__Records for the task__.
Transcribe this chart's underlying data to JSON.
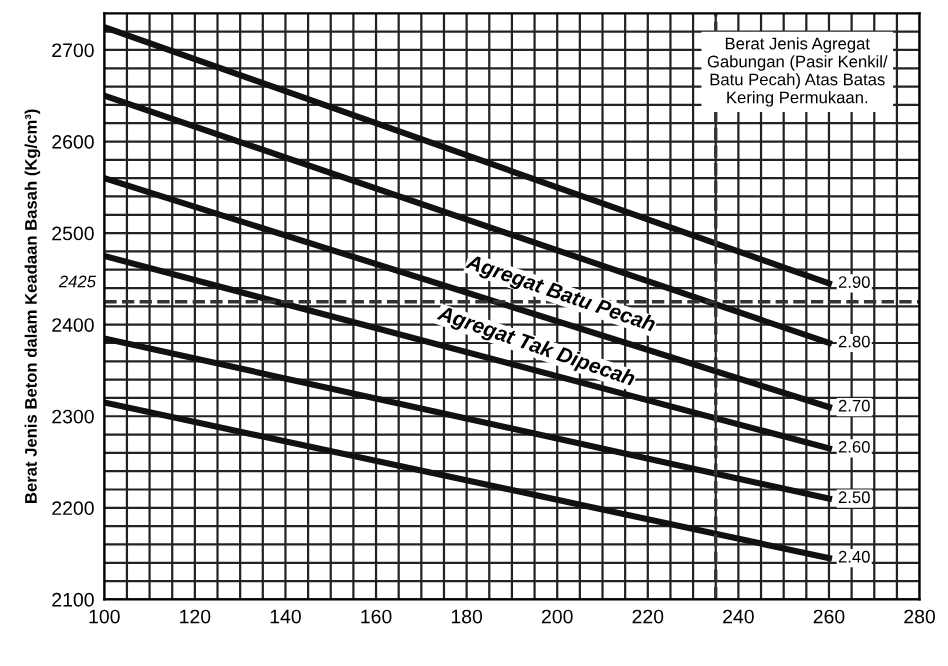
{
  "chart_data": {
    "type": "line",
    "ylabel": "Berat Jenis Beton dalam Keadaan Basah (Kg/cm³)",
    "x": [
      100,
      260
    ],
    "series": [
      {
        "name": "2.90",
        "color": "#111111",
        "values": [
          2725,
          2445
        ]
      },
      {
        "name": "2.80",
        "color": "#111111",
        "values": [
          2650,
          2380
        ]
      },
      {
        "name": "2.70",
        "color": "#111111",
        "values": [
          2560,
          2310
        ]
      },
      {
        "name": "2.60",
        "color": "#111111",
        "values": [
          2475,
          2265
        ]
      },
      {
        "name": "2.50",
        "color": "#111111",
        "values": [
          2385,
          2210
        ]
      },
      {
        "name": "2.40",
        "color": "#111111",
        "values": [
          2315,
          2145
        ]
      }
    ],
    "xlim": [
      100,
      280
    ],
    "xticks": [
      100,
      {
        "value": 105,
        "label": null
      },
      {
        "value": 110,
        "label": null
      },
      {
        "value": 115,
        "label": null
      },
      120,
      {
        "value": 125,
        "label": null
      },
      {
        "value": 130,
        "label": null
      },
      {
        "value": 135,
        "label": null
      },
      140,
      {
        "value": 145,
        "label": null
      },
      {
        "value": 150,
        "label": null
      },
      {
        "value": 155,
        "label": null
      },
      160,
      {
        "value": 165,
        "label": null
      },
      {
        "value": 170,
        "label": null
      },
      {
        "value": 175,
        "label": null
      },
      180,
      {
        "value": 185,
        "label": null
      },
      {
        "value": 190,
        "label": null
      },
      {
        "value": 195,
        "label": null
      },
      200,
      {
        "value": 205,
        "label": null
      },
      {
        "value": 210,
        "label": null
      },
      {
        "value": 215,
        "label": null
      },
      220,
      {
        "value": 225,
        "label": null
      },
      {
        "value": 230,
        "label": null
      },
      {
        "value": 235,
        "label": null
      },
      240,
      {
        "value": 245,
        "label": null
      },
      {
        "value": 250,
        "label": null
      },
      {
        "value": 255,
        "label": null
      },
      260,
      {
        "value": 265,
        "label": null
      },
      {
        "value": 270,
        "label": null
      },
      {
        "value": 275,
        "label": null
      },
      280
    ],
    "ylim": [
      2100,
      2740
    ],
    "yticks": [
      2100,
      {
        "value": 2120,
        "label": null
      },
      {
        "value": 2140,
        "label": null
      },
      {
        "value": 2160,
        "label": null
      },
      {
        "value": 2180,
        "label": null
      },
      2200,
      {
        "value": 2220,
        "label": null
      },
      {
        "value": 2240,
        "label": null
      },
      {
        "value": 2260,
        "label": null
      },
      {
        "value": 2280,
        "label": null
      },
      2300,
      {
        "value": 2320,
        "label": null
      },
      {
        "value": 2340,
        "label": null
      },
      {
        "value": 2360,
        "label": null
      },
      {
        "value": 2380,
        "label": null
      },
      2400,
      {
        "value": 2420,
        "label": null
      },
      {
        "value": 2440,
        "label": null
      },
      {
        "value": 2460,
        "label": null
      },
      {
        "value": 2480,
        "label": null
      },
      2500,
      {
        "value": 2520,
        "label": null
      },
      {
        "value": 2540,
        "label": null
      },
      {
        "value": 2560,
        "label": null
      },
      {
        "value": 2580,
        "label": null
      },
      2600,
      {
        "value": 2620,
        "label": null
      },
      {
        "value": 2640,
        "label": null
      },
      {
        "value": 2660,
        "label": null
      },
      {
        "value": 2680,
        "label": null
      },
      2700,
      {
        "value": 2720,
        "label": null
      }
    ],
    "grid": true,
    "line_style": "solid",
    "marker": "none",
    "ref_lines": [
      {
        "axis": "y",
        "value": 2425,
        "label": "2425",
        "line_style": "dashed"
      },
      {
        "axis": "x",
        "value": 235,
        "label": null,
        "line_style": "dashed"
      }
    ],
    "annotations": [
      "Berat Jenis Agregat\nGabungan (Pasir Kenkil/\nBatu Pecah) Atas Batas\nKering Permukaan.",
      "Agregat Batu Pecah",
      "Agregat Tak Dipecah"
    ]
  }
}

__Written task__.
Only lines holding the string "Berat" are wanted; gather each one from the entries above.

__Right answer__.
    "ylabel": "Berat Jenis Beton dalam Keadaan Basah (Kg/cm³)",
      "Berat Jenis Agregat\nGabungan (Pasir Kenkil/\nBatu Pecah) Atas Batas\nKering Permukaan.",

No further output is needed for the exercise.